[start]
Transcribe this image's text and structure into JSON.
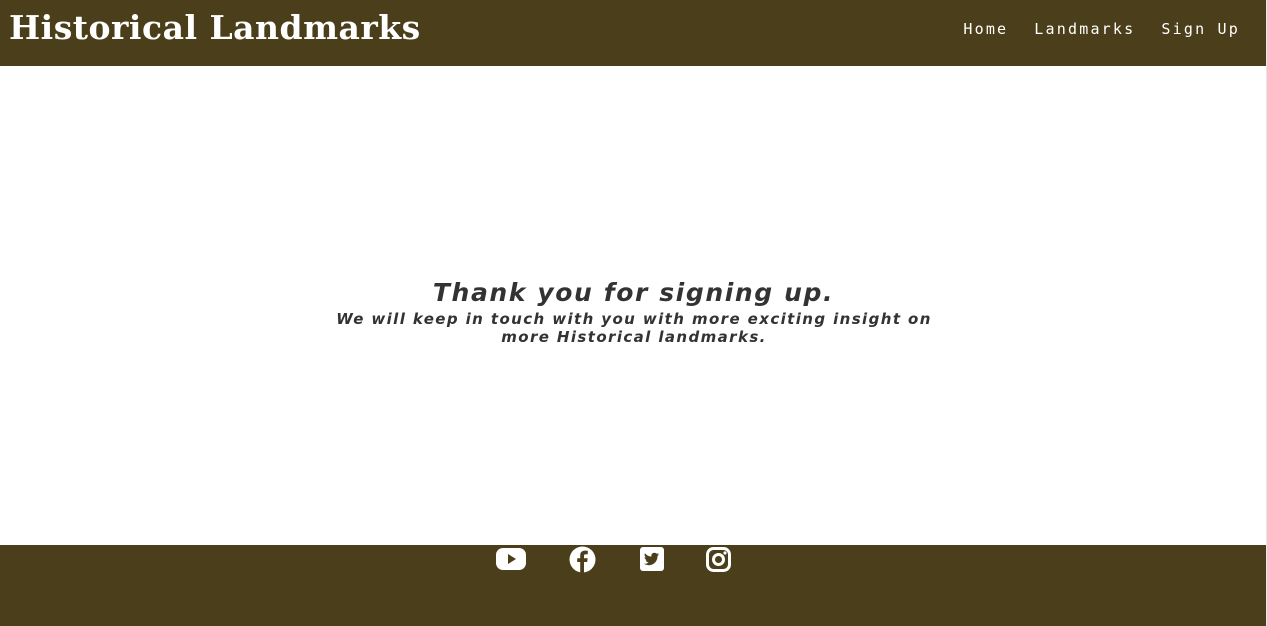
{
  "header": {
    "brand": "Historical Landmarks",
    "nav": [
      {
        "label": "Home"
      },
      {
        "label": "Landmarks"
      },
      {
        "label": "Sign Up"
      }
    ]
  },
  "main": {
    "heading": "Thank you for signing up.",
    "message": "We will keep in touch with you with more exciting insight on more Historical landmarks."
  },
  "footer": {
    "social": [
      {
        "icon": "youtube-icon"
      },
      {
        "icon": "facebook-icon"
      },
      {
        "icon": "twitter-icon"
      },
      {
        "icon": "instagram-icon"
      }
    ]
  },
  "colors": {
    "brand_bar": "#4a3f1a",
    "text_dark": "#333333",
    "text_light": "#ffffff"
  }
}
[end]
#### [What is being asked]
Look through the listing above. Pick out each line with "label" and copy it.

#### [Result]
        "label": "Home"
        "label": "Landmarks"
        "label": "Sign Up"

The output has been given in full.